[start SUPPLIED RECORDS]

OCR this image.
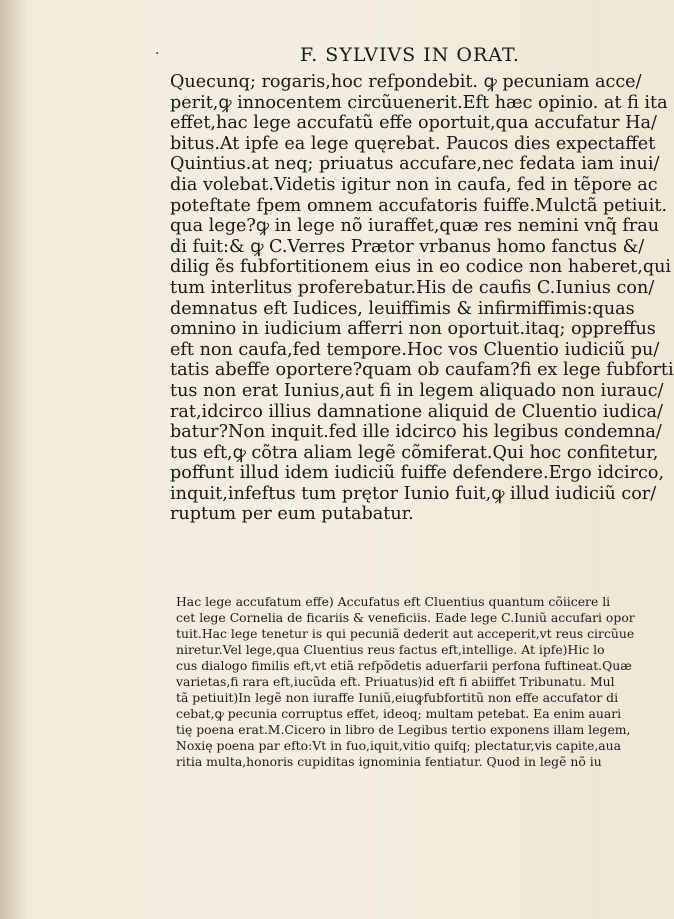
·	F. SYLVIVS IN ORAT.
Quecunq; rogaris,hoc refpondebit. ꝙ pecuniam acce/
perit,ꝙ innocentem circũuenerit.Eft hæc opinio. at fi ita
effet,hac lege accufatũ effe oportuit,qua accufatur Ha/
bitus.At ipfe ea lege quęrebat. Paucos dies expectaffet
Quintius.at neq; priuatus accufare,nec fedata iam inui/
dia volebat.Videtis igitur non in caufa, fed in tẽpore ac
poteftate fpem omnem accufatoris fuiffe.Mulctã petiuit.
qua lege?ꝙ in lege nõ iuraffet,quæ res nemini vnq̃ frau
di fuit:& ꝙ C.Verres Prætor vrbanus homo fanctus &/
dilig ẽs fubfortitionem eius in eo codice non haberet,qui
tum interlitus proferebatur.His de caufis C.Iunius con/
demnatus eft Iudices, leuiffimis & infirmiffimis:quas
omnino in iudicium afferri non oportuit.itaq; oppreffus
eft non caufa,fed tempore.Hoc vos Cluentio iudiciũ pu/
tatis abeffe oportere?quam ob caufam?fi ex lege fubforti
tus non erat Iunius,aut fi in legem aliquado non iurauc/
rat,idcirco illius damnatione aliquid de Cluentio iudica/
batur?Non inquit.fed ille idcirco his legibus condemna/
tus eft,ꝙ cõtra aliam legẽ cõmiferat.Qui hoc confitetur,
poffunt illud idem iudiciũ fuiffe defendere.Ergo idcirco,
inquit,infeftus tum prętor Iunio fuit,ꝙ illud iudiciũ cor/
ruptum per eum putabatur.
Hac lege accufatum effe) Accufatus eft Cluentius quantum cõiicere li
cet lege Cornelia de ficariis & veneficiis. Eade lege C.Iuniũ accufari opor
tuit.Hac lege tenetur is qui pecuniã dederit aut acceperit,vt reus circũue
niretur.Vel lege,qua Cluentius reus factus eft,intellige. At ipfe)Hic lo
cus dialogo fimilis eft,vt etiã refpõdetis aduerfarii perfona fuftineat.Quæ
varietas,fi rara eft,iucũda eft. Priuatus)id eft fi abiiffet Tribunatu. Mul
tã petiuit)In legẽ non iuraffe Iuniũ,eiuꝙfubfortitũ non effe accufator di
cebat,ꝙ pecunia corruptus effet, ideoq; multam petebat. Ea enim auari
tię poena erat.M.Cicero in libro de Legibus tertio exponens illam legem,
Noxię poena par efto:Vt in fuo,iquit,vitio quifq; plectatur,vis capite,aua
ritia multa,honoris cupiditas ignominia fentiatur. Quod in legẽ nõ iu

[end SUPPLIED RECORDS]

REQUIRED TASK:
Isolate each line of the listing above that includes "Iunius". Copy it.

EXERCISE OUTPUT:
tum interlitus proferebatur.His de caufis C.Iunius con/
tus non erat Iunius,aut fi in legem aliquado non iurauc/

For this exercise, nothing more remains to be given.